Data provided:
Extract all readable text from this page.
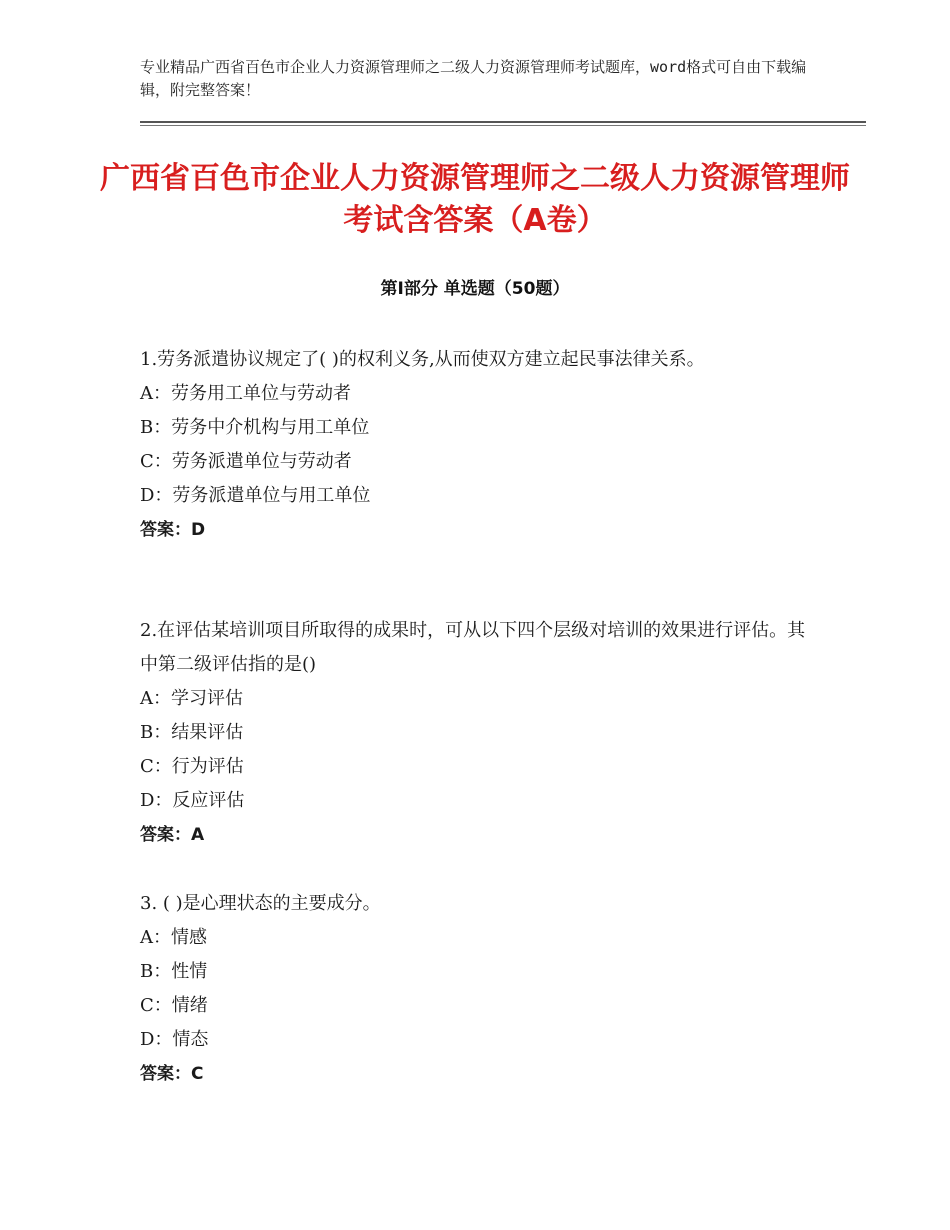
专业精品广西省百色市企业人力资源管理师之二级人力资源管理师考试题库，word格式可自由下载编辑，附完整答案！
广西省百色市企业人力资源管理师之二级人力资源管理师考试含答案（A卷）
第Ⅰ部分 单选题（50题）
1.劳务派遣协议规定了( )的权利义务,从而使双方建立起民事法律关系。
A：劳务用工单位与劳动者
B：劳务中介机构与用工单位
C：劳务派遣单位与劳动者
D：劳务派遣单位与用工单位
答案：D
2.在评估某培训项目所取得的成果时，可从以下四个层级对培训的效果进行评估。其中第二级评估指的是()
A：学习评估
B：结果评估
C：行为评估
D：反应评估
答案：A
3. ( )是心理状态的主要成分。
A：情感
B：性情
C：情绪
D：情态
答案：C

---

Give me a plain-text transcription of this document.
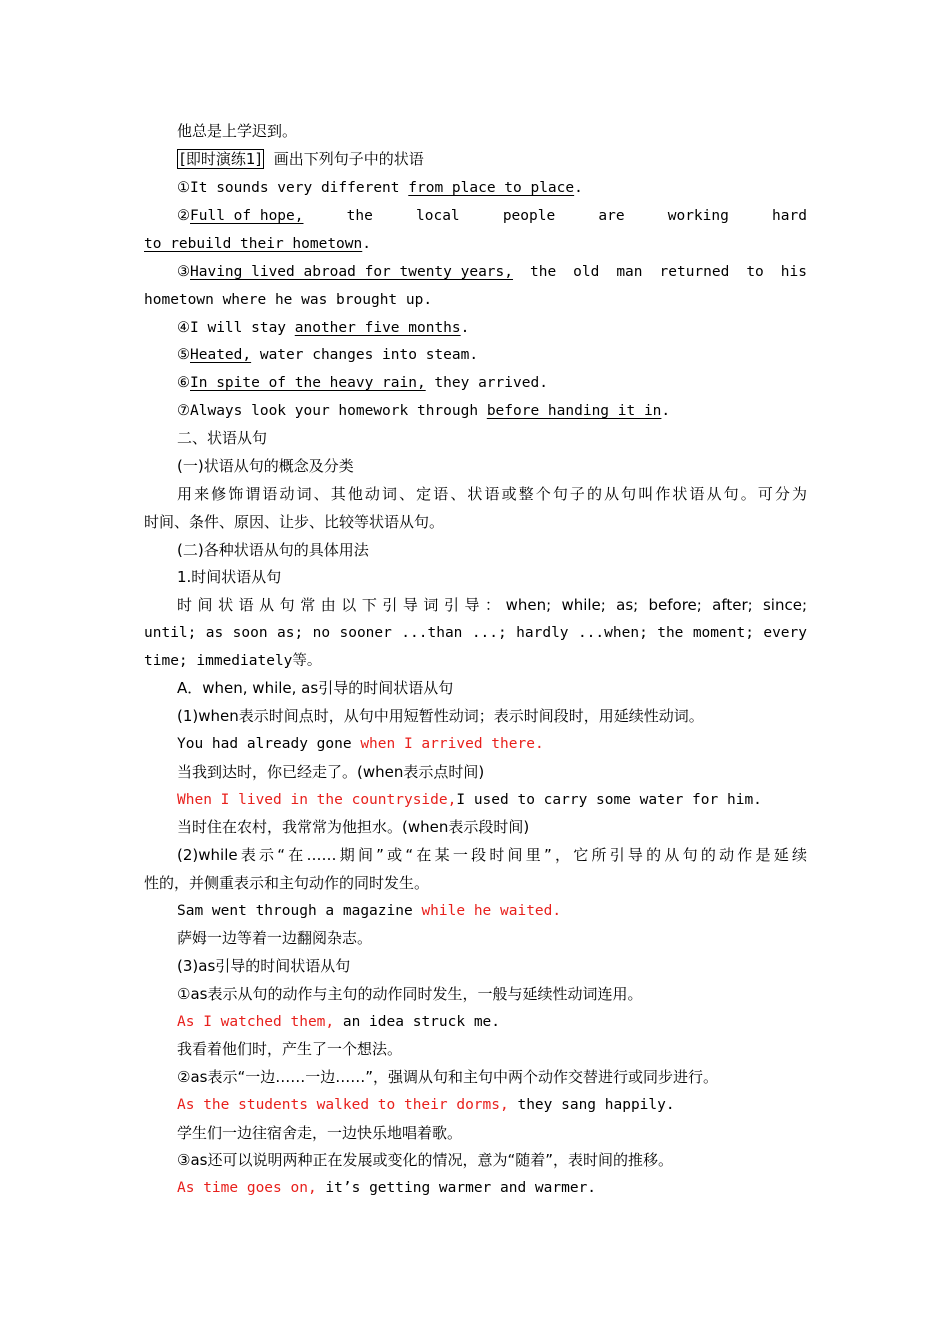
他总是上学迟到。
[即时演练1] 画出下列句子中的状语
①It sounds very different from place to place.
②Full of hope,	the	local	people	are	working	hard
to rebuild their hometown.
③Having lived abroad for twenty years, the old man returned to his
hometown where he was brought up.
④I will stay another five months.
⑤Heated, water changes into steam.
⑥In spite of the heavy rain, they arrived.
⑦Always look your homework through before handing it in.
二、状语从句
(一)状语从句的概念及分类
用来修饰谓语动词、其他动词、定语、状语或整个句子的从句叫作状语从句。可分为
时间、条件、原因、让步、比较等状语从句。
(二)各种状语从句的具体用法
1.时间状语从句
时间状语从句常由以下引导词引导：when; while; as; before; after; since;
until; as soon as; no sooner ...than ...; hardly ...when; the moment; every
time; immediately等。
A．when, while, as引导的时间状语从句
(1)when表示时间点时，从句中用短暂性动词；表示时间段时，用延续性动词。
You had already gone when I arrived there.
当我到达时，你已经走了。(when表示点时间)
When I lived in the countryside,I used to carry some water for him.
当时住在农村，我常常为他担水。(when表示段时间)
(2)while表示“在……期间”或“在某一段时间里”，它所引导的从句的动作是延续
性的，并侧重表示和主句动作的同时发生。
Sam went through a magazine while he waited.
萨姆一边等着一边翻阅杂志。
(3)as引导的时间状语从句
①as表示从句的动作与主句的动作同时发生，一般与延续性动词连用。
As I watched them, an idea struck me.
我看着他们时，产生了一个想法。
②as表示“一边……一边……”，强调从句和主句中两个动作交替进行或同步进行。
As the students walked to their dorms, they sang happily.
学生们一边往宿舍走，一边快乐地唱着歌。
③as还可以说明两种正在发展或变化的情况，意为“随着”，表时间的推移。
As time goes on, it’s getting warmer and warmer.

Stated goal: Work through the listing above and report how many lines include the string "as引导的时间状语从句", with no other text.

Written response: 2